:: Do this ::
Send back all the data below, exactly as given.

Records contained in a dataset
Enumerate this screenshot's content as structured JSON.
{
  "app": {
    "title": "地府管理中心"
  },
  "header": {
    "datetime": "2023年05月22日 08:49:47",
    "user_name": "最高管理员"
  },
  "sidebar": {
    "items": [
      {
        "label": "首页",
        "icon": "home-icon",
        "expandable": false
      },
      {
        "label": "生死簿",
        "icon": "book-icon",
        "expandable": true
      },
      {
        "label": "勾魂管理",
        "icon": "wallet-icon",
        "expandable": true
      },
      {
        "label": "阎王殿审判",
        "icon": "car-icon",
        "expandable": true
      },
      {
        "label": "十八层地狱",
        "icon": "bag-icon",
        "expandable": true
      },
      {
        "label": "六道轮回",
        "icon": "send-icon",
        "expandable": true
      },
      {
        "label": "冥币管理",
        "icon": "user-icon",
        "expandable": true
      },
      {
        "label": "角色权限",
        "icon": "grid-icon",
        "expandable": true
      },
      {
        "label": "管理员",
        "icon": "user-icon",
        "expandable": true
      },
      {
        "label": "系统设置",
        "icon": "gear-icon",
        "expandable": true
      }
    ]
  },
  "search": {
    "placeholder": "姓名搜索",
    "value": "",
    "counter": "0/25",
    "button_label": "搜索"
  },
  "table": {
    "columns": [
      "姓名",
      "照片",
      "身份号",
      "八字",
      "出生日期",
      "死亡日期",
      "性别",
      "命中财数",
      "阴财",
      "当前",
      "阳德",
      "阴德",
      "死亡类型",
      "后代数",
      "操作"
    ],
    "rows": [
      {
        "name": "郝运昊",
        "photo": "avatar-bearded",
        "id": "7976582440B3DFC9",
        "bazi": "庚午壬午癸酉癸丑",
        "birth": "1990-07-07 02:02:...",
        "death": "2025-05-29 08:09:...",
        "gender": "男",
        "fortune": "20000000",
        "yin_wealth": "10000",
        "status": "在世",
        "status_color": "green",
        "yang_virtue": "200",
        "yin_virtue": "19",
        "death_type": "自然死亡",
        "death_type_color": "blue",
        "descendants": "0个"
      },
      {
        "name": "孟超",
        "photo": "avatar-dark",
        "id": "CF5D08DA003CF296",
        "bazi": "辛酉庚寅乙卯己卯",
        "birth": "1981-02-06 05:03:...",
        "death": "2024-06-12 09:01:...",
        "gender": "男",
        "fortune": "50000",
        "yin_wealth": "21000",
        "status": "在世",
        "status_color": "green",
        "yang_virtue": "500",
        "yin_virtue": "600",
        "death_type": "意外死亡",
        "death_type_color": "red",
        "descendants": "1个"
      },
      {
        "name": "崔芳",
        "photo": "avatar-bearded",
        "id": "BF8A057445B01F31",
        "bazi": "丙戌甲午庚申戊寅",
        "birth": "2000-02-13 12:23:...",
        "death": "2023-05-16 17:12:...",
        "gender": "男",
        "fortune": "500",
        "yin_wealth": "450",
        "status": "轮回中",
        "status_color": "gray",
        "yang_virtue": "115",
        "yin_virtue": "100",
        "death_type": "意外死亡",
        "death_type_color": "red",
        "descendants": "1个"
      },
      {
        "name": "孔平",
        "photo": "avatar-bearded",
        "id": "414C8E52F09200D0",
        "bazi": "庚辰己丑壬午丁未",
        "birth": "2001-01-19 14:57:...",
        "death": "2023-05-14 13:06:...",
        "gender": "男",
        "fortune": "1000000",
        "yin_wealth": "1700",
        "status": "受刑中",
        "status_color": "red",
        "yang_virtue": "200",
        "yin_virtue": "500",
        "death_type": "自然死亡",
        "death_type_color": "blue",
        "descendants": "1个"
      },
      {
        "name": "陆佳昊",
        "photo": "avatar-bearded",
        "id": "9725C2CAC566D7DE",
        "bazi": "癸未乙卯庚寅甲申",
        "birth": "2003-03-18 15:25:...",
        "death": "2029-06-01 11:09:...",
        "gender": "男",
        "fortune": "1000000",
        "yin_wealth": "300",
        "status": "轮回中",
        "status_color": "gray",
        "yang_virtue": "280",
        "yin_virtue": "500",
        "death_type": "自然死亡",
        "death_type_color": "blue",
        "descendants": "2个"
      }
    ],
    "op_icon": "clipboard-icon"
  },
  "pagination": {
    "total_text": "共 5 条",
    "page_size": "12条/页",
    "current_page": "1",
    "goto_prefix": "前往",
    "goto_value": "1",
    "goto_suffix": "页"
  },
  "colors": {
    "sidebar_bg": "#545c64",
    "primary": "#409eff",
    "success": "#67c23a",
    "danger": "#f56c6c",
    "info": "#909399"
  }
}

:: Written solution ::
Enumerate this screenshot's content as structured JSON.
{
  "app": {
    "title": "地府管理中心"
  },
  "header": {
    "datetime": "2023年05月22日 08:49:47",
    "user_name": "最高管理员"
  },
  "sidebar": {
    "items": [
      {
        "label": "首页",
        "icon": "home-icon",
        "expandable": false
      },
      {
        "label": "生死簿",
        "icon": "book-icon",
        "expandable": true
      },
      {
        "label": "勾魂管理",
        "icon": "wallet-icon",
        "expandable": true
      },
      {
        "label": "阎王殿审判",
        "icon": "car-icon",
        "expandable": true
      },
      {
        "label": "十八层地狱",
        "icon": "bag-icon",
        "expandable": true
      },
      {
        "label": "六道轮回",
        "icon": "send-icon",
        "expandable": true
      },
      {
        "label": "冥币管理",
        "icon": "user-icon",
        "expandable": true
      },
      {
        "label": "角色权限",
        "icon": "grid-icon",
        "expandable": true
      },
      {
        "label": "管理员",
        "icon": "user-icon",
        "expandable": true
      },
      {
        "label": "系统设置",
        "icon": "gear-icon",
        "expandable": true
      }
    ]
  },
  "search": {
    "placeholder": "姓名搜索",
    "value": "",
    "counter": "0/25",
    "button_label": "搜索"
  },
  "table": {
    "columns": [
      "姓名",
      "照片",
      "身份号",
      "八字",
      "出生日期",
      "死亡日期",
      "性别",
      "命中财数",
      "阴财",
      "当前",
      "阳德",
      "阴德",
      "死亡类型",
      "后代数",
      "操作"
    ],
    "rows": [
      {
        "name": "郝运昊",
        "photo": "avatar-bearded",
        "id": "7976582440B3DFC9",
        "bazi": "庚午壬午癸酉癸丑",
        "birth": "1990-07-07 02:02:...",
        "death": "2025-05-29 08:09:...",
        "gender": "男",
        "fortune": "20000000",
        "yin_wealth": "10000",
        "status": "在世",
        "status_color": "green",
        "yang_virtue": "200",
        "yin_virtue": "19",
        "death_type": "自然死亡",
        "death_type_color": "blue",
        "descendants": "0个"
      },
      {
        "name": "孟超",
        "photo": "avatar-dark",
        "id": "CF5D08DA003CF296",
        "bazi": "辛酉庚寅乙卯己卯",
        "birth": "1981-02-06 05:03:...",
        "death": "2024-06-12 09:01:...",
        "gender": "男",
        "fortune": "50000",
        "yin_wealth": "21000",
        "status": "在世",
        "status_color": "green",
        "yang_virtue": "500",
        "yin_virtue": "600",
        "death_type": "意外死亡",
        "death_type_color": "red",
        "descendants": "1个"
      },
      {
        "name": "崔芳",
        "photo": "avatar-bearded",
        "id": "BF8A057445B01F31",
        "bazi": "丙戌甲午庚申戊寅",
        "birth": "2000-02-13 12:23:...",
        "death": "2023-05-16 17:12:...",
        "gender": "男",
        "fortune": "500",
        "yin_wealth": "450",
        "status": "轮回中",
        "status_color": "gray",
        "yang_virtue": "115",
        "yin_virtue": "100",
        "death_type": "意外死亡",
        "death_type_color": "red",
        "descendants": "1个"
      },
      {
        "name": "孔平",
        "photo": "avatar-bearded",
        "id": "414C8E52F09200D0",
        "bazi": "庚辰己丑壬午丁未",
        "birth": "2001-01-19 14:57:...",
        "death": "2023-05-14 13:06:...",
        "gender": "男",
        "fortune": "1000000",
        "yin_wealth": "1700",
        "status": "受刑中",
        "status_color": "red",
        "yang_virtue": "200",
        "yin_virtue": "500",
        "death_type": "自然死亡",
        "death_type_color": "blue",
        "descendants": "1个"
      },
      {
        "name": "陆佳昊",
        "photo": "avatar-bearded",
        "id": "9725C2CAC566D7DE",
        "bazi": "癸未乙卯庚寅甲申",
        "birth": "2003-03-18 15:25:...",
        "death": "2029-06-01 11:09:...",
        "gender": "男",
        "fortune": "1000000",
        "yin_wealth": "300",
        "status": "轮回中",
        "status_color": "gray",
        "yang_virtue": "280",
        "yin_virtue": "500",
        "death_type": "自然死亡",
        "death_type_color": "blue",
        "descendants": "2个"
      }
    ],
    "op_icon": "clipboard-icon"
  },
  "pagination": {
    "total_text": "共 5 条",
    "page_size": "12条/页",
    "current_page": "1",
    "goto_prefix": "前往",
    "goto_value": "1",
    "goto_suffix": "页"
  },
  "colors": {
    "sidebar_bg": "#545c64",
    "primary": "#409eff",
    "success": "#67c23a",
    "danger": "#f56c6c",
    "info": "#909399"
  }
}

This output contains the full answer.